- EXERCISE DIRECTIONS: Scan the records below for the word "waste". Copy each line where it appears.

Entries from a page text dataset:
_____

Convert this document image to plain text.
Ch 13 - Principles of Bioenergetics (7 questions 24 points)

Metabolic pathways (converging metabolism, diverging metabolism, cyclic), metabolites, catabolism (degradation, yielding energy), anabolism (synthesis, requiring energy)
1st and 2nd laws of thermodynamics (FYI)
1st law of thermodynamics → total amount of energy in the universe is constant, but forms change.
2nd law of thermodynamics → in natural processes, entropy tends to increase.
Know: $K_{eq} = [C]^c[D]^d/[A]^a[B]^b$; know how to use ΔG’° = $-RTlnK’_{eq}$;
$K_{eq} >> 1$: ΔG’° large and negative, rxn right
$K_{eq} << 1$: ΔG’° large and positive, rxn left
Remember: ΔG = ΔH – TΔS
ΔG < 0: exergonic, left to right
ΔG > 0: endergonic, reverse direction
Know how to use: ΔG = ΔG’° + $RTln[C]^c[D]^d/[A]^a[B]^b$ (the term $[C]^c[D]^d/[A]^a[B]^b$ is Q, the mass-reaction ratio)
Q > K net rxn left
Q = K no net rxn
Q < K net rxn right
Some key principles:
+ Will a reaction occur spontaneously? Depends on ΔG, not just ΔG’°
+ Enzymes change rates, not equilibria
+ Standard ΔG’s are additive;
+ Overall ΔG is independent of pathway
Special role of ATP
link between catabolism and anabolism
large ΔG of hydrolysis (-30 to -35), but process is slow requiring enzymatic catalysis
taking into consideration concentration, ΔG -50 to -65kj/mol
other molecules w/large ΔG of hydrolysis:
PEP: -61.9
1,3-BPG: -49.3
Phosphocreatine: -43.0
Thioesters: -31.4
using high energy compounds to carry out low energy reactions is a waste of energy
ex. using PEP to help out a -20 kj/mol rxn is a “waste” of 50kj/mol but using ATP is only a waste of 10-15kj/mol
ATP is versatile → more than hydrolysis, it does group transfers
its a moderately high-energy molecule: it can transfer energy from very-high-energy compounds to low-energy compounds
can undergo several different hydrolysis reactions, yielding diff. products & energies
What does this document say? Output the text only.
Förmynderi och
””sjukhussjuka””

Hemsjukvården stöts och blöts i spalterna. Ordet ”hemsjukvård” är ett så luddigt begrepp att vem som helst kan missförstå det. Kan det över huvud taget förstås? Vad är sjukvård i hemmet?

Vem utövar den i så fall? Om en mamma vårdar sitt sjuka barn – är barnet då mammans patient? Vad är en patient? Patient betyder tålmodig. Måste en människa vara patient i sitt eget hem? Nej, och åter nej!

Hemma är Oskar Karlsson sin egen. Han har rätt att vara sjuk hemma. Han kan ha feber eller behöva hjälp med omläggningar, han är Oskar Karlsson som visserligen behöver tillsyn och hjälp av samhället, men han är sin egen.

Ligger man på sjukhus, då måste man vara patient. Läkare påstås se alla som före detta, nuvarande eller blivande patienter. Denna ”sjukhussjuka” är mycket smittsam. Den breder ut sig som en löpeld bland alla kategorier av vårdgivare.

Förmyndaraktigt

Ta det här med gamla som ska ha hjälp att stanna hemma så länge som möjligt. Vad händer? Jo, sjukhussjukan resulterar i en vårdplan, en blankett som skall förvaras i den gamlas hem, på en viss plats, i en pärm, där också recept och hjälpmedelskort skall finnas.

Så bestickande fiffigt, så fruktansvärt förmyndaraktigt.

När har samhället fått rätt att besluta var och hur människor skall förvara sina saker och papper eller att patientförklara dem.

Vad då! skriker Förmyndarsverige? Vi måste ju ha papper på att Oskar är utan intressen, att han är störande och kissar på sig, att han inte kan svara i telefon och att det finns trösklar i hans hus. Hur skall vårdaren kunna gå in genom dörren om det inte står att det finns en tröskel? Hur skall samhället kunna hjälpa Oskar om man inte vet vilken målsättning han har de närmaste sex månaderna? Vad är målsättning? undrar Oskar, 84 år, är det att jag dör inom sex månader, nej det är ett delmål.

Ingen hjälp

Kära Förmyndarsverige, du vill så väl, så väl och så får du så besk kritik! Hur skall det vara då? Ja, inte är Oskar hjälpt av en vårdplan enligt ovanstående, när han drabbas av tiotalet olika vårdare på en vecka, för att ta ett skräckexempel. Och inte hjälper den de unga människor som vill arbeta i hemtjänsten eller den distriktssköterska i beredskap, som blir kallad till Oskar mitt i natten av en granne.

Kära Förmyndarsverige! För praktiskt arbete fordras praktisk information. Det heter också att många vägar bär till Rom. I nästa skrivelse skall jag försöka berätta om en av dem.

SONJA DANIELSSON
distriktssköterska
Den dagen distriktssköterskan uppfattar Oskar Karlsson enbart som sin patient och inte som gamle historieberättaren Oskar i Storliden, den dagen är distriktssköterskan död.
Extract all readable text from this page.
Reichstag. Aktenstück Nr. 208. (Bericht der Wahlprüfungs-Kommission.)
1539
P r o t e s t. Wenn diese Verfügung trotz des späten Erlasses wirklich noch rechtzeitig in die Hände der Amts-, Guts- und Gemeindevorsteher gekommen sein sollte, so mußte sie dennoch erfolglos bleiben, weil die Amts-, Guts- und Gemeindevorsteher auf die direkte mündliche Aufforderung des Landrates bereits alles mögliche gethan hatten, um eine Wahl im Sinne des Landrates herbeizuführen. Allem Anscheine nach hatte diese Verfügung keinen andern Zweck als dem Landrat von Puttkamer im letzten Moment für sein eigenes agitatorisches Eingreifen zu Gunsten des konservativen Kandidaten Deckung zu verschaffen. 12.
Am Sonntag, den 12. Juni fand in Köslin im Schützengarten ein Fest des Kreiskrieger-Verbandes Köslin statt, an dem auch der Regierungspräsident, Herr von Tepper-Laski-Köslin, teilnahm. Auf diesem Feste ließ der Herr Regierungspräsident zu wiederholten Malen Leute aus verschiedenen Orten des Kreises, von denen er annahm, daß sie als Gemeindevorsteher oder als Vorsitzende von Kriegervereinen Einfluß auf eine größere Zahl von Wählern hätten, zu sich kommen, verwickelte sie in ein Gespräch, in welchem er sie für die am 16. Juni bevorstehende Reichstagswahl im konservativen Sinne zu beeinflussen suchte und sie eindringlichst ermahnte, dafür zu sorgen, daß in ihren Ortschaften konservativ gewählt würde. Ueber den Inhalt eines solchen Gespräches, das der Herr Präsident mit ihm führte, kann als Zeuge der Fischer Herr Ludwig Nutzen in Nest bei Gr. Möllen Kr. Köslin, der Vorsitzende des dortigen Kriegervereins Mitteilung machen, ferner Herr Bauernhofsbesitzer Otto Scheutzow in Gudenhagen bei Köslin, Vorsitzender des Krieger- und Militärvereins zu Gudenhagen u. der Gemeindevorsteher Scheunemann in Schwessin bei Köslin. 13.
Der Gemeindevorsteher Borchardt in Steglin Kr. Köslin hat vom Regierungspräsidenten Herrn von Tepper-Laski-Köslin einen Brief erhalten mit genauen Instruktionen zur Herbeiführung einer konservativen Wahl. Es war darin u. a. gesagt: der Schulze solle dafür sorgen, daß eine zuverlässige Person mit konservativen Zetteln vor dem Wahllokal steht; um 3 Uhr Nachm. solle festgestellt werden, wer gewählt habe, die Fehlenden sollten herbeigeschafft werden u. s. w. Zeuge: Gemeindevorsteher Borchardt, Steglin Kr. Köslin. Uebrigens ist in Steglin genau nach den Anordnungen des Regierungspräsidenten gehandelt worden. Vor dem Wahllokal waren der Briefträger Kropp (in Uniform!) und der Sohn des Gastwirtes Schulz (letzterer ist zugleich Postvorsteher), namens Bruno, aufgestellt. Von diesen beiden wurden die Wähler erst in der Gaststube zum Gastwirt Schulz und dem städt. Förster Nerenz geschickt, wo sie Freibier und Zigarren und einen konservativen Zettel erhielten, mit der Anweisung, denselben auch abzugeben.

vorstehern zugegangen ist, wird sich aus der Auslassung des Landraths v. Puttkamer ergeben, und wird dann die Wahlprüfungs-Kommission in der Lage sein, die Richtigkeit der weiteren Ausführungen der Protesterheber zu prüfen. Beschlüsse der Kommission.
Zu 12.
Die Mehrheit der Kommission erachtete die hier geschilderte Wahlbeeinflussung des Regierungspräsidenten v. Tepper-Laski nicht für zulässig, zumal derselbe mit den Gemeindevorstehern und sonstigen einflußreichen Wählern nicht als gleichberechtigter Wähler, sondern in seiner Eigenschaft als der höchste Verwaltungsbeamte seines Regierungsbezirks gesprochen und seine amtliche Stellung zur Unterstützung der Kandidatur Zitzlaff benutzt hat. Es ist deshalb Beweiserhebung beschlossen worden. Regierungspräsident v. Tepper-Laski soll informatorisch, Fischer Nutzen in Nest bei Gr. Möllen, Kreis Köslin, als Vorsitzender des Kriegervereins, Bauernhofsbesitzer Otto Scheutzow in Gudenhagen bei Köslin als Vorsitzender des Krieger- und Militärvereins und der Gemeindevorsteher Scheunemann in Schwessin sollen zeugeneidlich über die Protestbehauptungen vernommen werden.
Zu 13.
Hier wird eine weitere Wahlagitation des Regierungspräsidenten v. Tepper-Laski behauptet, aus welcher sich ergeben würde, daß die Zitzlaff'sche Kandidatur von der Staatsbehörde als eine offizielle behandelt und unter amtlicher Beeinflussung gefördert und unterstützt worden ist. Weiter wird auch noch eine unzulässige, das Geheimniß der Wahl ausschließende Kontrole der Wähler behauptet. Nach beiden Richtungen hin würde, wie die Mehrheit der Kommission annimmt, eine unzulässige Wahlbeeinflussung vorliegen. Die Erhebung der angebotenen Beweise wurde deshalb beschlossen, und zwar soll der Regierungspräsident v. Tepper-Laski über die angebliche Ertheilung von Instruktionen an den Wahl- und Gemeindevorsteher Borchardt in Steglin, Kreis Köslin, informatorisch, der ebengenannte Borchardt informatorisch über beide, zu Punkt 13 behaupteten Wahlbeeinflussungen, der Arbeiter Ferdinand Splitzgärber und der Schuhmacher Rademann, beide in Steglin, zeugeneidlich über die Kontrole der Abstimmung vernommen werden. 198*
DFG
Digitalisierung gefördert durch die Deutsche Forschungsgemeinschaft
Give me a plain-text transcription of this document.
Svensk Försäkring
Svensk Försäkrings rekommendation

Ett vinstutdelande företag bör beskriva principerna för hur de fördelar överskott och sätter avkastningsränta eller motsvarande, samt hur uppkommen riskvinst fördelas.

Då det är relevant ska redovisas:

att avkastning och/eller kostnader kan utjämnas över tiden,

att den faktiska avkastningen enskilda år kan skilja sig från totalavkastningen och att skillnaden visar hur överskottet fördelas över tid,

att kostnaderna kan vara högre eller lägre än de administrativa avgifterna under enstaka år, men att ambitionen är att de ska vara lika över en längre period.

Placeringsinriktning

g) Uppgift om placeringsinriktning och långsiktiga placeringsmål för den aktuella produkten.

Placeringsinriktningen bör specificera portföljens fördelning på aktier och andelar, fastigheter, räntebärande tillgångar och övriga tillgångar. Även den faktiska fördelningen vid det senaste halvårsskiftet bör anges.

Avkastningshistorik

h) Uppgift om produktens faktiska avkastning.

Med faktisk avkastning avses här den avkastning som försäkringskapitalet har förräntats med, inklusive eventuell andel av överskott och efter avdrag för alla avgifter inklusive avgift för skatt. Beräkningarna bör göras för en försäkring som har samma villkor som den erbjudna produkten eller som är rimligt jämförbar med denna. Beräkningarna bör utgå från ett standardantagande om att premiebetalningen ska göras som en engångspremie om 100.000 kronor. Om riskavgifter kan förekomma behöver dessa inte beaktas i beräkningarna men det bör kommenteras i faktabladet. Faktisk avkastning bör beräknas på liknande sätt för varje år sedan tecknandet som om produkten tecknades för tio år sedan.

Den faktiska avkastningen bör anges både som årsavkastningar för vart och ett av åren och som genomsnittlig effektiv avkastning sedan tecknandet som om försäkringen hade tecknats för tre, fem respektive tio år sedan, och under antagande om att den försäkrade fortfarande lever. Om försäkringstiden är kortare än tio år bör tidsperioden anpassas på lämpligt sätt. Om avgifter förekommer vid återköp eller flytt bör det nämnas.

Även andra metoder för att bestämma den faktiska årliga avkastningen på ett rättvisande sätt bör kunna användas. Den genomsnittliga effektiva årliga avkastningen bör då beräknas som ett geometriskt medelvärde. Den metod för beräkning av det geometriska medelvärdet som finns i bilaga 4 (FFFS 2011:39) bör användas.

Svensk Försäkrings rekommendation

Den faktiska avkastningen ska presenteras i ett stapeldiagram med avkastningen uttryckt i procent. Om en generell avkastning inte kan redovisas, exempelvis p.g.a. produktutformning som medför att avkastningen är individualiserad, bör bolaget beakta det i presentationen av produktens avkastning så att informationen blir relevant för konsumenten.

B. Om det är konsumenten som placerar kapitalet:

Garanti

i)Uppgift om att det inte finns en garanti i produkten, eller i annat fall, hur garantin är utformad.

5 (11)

_____

- EXERCISE SOLUTION:
using high energy compounds to carry out low energy reactions is a waste of energy
ex. using PEP to help out a -20 kj/mol rxn is a “waste” of 50kj/mol but using ATP is only a waste of 10-15kj/mol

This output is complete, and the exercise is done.